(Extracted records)
::::
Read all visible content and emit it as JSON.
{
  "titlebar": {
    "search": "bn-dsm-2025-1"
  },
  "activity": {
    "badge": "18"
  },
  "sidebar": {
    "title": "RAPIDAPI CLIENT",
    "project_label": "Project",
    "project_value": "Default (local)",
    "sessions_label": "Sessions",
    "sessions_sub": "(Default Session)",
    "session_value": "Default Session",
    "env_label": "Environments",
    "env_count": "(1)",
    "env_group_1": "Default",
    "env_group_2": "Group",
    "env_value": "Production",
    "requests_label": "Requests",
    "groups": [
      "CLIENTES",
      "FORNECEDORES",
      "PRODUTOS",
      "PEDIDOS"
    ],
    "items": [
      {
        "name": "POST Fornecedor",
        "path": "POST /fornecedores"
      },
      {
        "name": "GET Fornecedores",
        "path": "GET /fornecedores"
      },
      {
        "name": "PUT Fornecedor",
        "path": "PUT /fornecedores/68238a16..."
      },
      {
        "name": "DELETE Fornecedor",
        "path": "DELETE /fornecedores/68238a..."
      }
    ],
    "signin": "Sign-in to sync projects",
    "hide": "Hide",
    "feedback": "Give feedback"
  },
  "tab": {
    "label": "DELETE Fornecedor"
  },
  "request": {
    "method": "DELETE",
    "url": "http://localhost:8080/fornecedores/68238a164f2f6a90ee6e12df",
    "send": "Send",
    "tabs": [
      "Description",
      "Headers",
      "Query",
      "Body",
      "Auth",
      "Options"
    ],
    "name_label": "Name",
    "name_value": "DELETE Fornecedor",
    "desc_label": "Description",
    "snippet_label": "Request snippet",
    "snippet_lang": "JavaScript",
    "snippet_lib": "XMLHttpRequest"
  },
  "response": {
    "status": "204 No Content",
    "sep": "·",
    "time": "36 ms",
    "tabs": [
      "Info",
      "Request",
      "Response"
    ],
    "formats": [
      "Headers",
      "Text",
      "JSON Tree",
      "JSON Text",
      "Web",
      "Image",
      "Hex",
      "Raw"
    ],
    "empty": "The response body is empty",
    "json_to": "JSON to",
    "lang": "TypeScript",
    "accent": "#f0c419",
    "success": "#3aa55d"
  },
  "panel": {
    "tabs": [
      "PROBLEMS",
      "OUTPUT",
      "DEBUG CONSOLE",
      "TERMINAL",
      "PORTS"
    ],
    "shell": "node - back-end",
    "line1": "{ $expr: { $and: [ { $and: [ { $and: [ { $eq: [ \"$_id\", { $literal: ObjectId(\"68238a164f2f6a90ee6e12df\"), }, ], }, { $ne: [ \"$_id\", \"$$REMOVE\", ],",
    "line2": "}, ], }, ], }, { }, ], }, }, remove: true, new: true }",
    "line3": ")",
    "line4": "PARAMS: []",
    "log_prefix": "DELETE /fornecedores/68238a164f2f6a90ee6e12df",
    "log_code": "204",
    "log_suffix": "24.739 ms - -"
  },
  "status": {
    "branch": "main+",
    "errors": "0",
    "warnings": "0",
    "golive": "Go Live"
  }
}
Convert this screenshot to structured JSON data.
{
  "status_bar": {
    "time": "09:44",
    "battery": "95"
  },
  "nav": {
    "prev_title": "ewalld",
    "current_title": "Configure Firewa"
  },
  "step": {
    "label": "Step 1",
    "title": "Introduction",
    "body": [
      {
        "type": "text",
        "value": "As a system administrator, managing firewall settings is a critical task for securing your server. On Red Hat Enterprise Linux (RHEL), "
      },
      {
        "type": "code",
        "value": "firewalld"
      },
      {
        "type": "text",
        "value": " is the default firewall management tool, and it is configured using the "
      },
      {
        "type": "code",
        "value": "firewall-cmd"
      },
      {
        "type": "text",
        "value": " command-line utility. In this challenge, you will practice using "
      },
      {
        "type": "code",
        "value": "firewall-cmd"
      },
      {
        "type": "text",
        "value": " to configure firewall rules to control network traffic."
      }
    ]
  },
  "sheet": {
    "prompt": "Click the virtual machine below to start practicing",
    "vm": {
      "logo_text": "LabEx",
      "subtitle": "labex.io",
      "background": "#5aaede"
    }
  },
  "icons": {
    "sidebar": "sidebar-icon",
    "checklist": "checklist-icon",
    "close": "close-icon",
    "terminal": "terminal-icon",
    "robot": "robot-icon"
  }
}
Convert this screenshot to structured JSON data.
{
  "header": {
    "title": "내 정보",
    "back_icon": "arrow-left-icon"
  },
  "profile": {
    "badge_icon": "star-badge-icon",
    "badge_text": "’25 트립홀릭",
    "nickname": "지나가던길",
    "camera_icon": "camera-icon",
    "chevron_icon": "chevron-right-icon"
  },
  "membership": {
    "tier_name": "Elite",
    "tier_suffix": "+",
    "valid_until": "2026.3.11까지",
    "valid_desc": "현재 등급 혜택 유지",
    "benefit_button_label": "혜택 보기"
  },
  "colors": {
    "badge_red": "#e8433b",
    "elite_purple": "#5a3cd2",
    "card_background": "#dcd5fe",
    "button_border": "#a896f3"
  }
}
::::
● BRIEF:
Repeat every entry word for word.

● RESPONSE TO THE TASK:
Read all visible content and emit it as JSON.
{
  "titlebar": {
    "search": "bn-dsm-2025-1"
  },
  "activity": {
    "badge": "18"
  },
  "sidebar": {
    "title": "RAPIDAPI CLIENT",
    "project_label": "Project",
    "project_value": "Default (local)",
    "sessions_label": "Sessions",
    "sessions_sub": "(Default Session)",
    "session_value": "Default Session",
    "env_label": "Environments",
    "env_count": "(1)",
    "env_group_1": "Default",
    "env_group_2": "Group",
    "env_value": "Production",
    "requests_label": "Requests",
    "groups": [
      "CLIENTES",
      "FORNECEDORES",
      "PRODUTOS",
      "PEDIDOS"
    ],
    "items": [
      {
        "name": "POST Fornecedor",
        "path": "POST /fornecedores"
      },
      {
        "name": "GET Fornecedores",
        "path": "GET /fornecedores"
      },
      {
        "name": "PUT Fornecedor",
        "path": "PUT /fornecedores/68238a16..."
      },
      {
        "name": "DELETE Fornecedor",
        "path": "DELETE /fornecedores/68238a..."
      }
    ],
    "signin": "Sign-in to sync projects",
    "hide": "Hide",
    "feedback": "Give feedback"
  },
  "tab": {
    "label": "DELETE Fornecedor"
  },
  "request": {
    "method": "DELETE",
    "url": "http://localhost:8080/fornecedores/68238a164f2f6a90ee6e12df",
    "send": "Send",
    "tabs": [
      "Description",
      "Headers",
      "Query",
      "Body",
      "Auth",
      "Options"
    ],
    "name_label": "Name",
    "name_value": "DELETE Fornecedor",
    "desc_label": "Description",
    "snippet_label": "Request snippet",
    "snippet_lang": "JavaScript",
    "snippet_lib": "XMLHttpRequest"
  },
  "response": {
    "status": "204 No Content",
    "sep": "·",
    "time": "36 ms",
    "tabs": [
      "Info",
      "Request",
      "Response"
    ],
    "formats": [
      "Headers",
      "Text",
      "JSON Tree",
      "JSON Text",
      "Web",
      "Image",
      "Hex",
      "Raw"
    ],
    "empty": "The response body is empty",
    "json_to": "JSON to",
    "lang": "TypeScript",
    "accent": "#f0c419",
    "success": "#3aa55d"
  },
  "panel": {
    "tabs": [
      "PROBLEMS",
      "OUTPUT",
      "DEBUG CONSOLE",
      "TERMINAL",
      "PORTS"
    ],
    "shell": "node - back-end",
    "line1": "{ $expr: { $and: [ { $and: [ { $and: [ { $eq: [ \"$_id\", { $literal: ObjectId(\"68238a164f2f6a90ee6e12df\"), }, ], }, { $ne: [ \"$_id\", \"$$REMOVE\", ],",
    "line2": "}, ], }, ], }, { }, ], }, }, remove: true, new: true }",
    "line3": ")",
    "line4": "PARAMS: []",
    "log_prefix": "DELETE /fornecedores/68238a164f2f6a90ee6e12df",
    "log_code": "204",
    "log_suffix": "24.739 ms - -"
  },
  "status": {
    "branch": "main+",
    "errors": "0",
    "warnings": "0",
    "golive": "Go Live"
  }
}
Convert this screenshot to structured JSON data.
{
  "status_bar": {
    "time": "09:44",
    "battery": "95"
  },
  "nav": {
    "prev_title": "ewalld",
    "current_title": "Configure Firewa"
  },
  "step": {
    "label": "Step 1",
    "title": "Introduction",
    "body": [
      {
        "type": "text",
        "value": "As a system administrator, managing firewall settings is a critical task for securing your server. On Red Hat Enterprise Linux (RHEL), "
      },
      {
        "type": "code",
        "value": "firewalld"
      },
      {
        "type": "text",
        "value": " is the default firewall management tool, and it is configured using the "
      },
      {
        "type": "code",
        "value": "firewall-cmd"
      },
      {
        "type": "text",
        "value": " command-line utility. In this challenge, you will practice using "
      },
      {
        "type": "code",
        "value": "firewall-cmd"
      },
      {
        "type": "text",
        "value": " to configure firewall rules to control network traffic."
      }
    ]
  },
  "sheet": {
    "prompt": "Click the virtual machine below to start practicing",
    "vm": {
      "logo_text": "LabEx",
      "subtitle": "labex.io",
      "background": "#5aaede"
    }
  },
  "icons": {
    "sidebar": "sidebar-icon",
    "checklist": "checklist-icon",
    "close": "close-icon",
    "terminal": "terminal-icon",
    "robot": "robot-icon"
  }
}
Convert this screenshot to structured JSON data.
{
  "header": {
    "title": "내 정보",
    "back_icon": "arrow-left-icon"
  },
  "profile": {
    "badge_icon": "star-badge-icon",
    "badge_text": "’25 트립홀릭",
    "nickname": "지나가던길",
    "camera_icon": "camera-icon",
    "chevron_icon": "chevron-right-icon"
  },
  "membership": {
    "tier_name": "Elite",
    "tier_suffix": "+",
    "valid_until": "2026.3.11까지",
    "valid_desc": "현재 등급 혜택 유지",
    "benefit_button_label": "혜택 보기"
  },
  "colors": {
    "badge_red": "#e8433b",
    "elite_purple": "#5a3cd2",
    "card_background": "#dcd5fe",
    "button_border": "#a896f3"
  }
}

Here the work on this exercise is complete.